• [Task requirements]: Give back the entire listing verbatim.

--- START OF Data for processing ---

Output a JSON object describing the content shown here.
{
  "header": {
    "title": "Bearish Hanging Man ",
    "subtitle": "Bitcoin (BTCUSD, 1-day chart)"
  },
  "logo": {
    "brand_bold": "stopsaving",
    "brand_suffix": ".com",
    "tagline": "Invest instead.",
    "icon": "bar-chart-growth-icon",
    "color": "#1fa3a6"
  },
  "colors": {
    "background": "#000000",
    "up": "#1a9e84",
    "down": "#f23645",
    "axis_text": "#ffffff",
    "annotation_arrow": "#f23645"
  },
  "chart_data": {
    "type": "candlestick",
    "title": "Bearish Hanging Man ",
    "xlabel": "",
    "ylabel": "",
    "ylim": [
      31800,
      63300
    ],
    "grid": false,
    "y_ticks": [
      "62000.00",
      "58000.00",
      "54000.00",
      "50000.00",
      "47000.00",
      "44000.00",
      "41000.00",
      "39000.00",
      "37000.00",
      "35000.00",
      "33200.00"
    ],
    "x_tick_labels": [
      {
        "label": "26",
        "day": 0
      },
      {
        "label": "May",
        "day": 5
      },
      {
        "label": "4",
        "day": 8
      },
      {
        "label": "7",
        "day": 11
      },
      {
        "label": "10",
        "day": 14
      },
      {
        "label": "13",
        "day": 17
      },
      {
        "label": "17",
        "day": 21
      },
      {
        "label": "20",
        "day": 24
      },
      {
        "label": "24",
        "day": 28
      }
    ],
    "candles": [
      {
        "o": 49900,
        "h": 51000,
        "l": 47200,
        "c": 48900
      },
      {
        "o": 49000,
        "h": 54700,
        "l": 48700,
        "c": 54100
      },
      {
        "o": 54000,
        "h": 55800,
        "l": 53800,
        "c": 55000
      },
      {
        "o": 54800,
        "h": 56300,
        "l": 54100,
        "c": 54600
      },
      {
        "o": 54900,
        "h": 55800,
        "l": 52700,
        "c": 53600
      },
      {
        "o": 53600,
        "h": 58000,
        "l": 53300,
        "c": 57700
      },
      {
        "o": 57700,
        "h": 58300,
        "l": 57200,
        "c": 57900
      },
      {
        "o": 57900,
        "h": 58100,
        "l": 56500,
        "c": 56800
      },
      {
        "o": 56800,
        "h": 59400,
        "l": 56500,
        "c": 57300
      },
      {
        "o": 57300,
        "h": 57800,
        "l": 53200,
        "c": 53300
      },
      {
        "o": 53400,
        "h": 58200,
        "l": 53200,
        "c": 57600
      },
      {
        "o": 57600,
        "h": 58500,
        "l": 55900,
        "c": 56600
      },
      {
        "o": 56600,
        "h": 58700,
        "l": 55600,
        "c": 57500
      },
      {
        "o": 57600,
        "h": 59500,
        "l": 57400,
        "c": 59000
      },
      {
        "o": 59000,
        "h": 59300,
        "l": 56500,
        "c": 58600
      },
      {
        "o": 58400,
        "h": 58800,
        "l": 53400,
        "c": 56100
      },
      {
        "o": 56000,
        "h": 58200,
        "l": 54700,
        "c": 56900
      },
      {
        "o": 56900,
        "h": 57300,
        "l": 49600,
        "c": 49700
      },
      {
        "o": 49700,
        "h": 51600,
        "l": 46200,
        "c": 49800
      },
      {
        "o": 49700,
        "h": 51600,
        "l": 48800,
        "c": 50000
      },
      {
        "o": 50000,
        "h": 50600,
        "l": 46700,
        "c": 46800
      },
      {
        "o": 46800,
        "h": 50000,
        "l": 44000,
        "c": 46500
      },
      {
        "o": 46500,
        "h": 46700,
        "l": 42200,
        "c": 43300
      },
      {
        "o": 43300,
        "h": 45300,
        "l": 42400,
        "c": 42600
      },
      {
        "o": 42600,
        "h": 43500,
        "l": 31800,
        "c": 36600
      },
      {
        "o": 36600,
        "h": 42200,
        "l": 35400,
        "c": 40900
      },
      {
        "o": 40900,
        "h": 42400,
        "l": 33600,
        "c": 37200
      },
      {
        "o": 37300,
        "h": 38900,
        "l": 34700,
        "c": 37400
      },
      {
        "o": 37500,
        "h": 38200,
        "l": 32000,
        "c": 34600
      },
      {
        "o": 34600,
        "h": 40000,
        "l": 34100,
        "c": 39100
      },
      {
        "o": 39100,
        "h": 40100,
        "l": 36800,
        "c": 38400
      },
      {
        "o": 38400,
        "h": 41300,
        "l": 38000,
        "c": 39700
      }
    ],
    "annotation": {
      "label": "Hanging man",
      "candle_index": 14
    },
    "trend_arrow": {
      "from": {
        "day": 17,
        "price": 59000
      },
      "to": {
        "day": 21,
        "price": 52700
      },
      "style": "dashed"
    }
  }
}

--- END OF Data for processing ---

• [Task result]:
Output a JSON object describing the content shown here.
{
  "header": {
    "title": "Bearish Hanging Man ",
    "subtitle": "Bitcoin (BTCUSD, 1-day chart)"
  },
  "logo": {
    "brand_bold": "stopsaving",
    "brand_suffix": ".com",
    "tagline": "Invest instead.",
    "icon": "bar-chart-growth-icon",
    "color": "#1fa3a6"
  },
  "colors": {
    "background": "#000000",
    "up": "#1a9e84",
    "down": "#f23645",
    "axis_text": "#ffffff",
    "annotation_arrow": "#f23645"
  },
  "chart_data": {
    "type": "candlestick",
    "title": "Bearish Hanging Man ",
    "xlabel": "",
    "ylabel": "",
    "ylim": [
      31800,
      63300
    ],
    "grid": false,
    "y_ticks": [
      "62000.00",
      "58000.00",
      "54000.00",
      "50000.00",
      "47000.00",
      "44000.00",
      "41000.00",
      "39000.00",
      "37000.00",
      "35000.00",
      "33200.00"
    ],
    "x_tick_labels": [
      {
        "label": "26",
        "day": 0
      },
      {
        "label": "May",
        "day": 5
      },
      {
        "label": "4",
        "day": 8
      },
      {
        "label": "7",
        "day": 11
      },
      {
        "label": "10",
        "day": 14
      },
      {
        "label": "13",
        "day": 17
      },
      {
        "label": "17",
        "day": 21
      },
      {
        "label": "20",
        "day": 24
      },
      {
        "label": "24",
        "day": 28
      }
    ],
    "candles": [
      {
        "o": 49900,
        "h": 51000,
        "l": 47200,
        "c": 48900
      },
      {
        "o": 49000,
        "h": 54700,
        "l": 48700,
        "c": 54100
      },
      {
        "o": 54000,
        "h": 55800,
        "l": 53800,
        "c": 55000
      },
      {
        "o": 54800,
        "h": 56300,
        "l": 54100,
        "c": 54600
      },
      {
        "o": 54900,
        "h": 55800,
        "l": 52700,
        "c": 53600
      },
      {
        "o": 53600,
        "h": 58000,
        "l": 53300,
        "c": 57700
      },
      {
        "o": 57700,
        "h": 58300,
        "l": 57200,
        "c": 57900
      },
      {
        "o": 57900,
        "h": 58100,
        "l": 56500,
        "c": 56800
      },
      {
        "o": 56800,
        "h": 59400,
        "l": 56500,
        "c": 57300
      },
      {
        "o": 57300,
        "h": 57800,
        "l": 53200,
        "c": 53300
      },
      {
        "o": 53400,
        "h": 58200,
        "l": 53200,
        "c": 57600
      },
      {
        "o": 57600,
        "h": 58500,
        "l": 55900,
        "c": 56600
      },
      {
        "o": 56600,
        "h": 58700,
        "l": 55600,
        "c": 57500
      },
      {
        "o": 57600,
        "h": 59500,
        "l": 57400,
        "c": 59000
      },
      {
        "o": 59000,
        "h": 59300,
        "l": 56500,
        "c": 58600
      },
      {
        "o": 58400,
        "h": 58800,
        "l": 53400,
        "c": 56100
      },
      {
        "o": 56000,
        "h": 58200,
        "l": 54700,
        "c": 56900
      },
      {
        "o": 56900,
        "h": 57300,
        "l": 49600,
        "c": 49700
      },
      {
        "o": 49700,
        "h": 51600,
        "l": 46200,
        "c": 49800
      },
      {
        "o": 49700,
        "h": 51600,
        "l": 48800,
        "c": 50000
      },
      {
        "o": 50000,
        "h": 50600,
        "l": 46700,
        "c": 46800
      },
      {
        "o": 46800,
        "h": 50000,
        "l": 44000,
        "c": 46500
      },
      {
        "o": 46500,
        "h": 46700,
        "l": 42200,
        "c": 43300
      },
      {
        "o": 43300,
        "h": 45300,
        "l": 42400,
        "c": 42600
      },
      {
        "o": 42600,
        "h": 43500,
        "l": 31800,
        "c": 36600
      },
      {
        "o": 36600,
        "h": 42200,
        "l": 35400,
        "c": 40900
      },
      {
        "o": 40900,
        "h": 42400,
        "l": 33600,
        "c": 37200
      },
      {
        "o": 37300,
        "h": 38900,
        "l": 34700,
        "c": 37400
      },
      {
        "o": 37500,
        "h": 38200,
        "l": 32000,
        "c": 34600
      },
      {
        "o": 34600,
        "h": 40000,
        "l": 34100,
        "c": 39100
      },
      {
        "o": 39100,
        "h": 40100,
        "l": 36800,
        "c": 38400
      },
      {
        "o": 38400,
        "h": 41300,
        "l": 38000,
        "c": 39700
      }
    ],
    "annotation": {
      "label": "Hanging man",
      "candle_index": 14
    },
    "trend_arrow": {
      "from": {
        "day": 17,
        "price": 59000
      },
      "to": {
        "day": 21,
        "price": 52700
      },
      "style": "dashed"
    }
  }
}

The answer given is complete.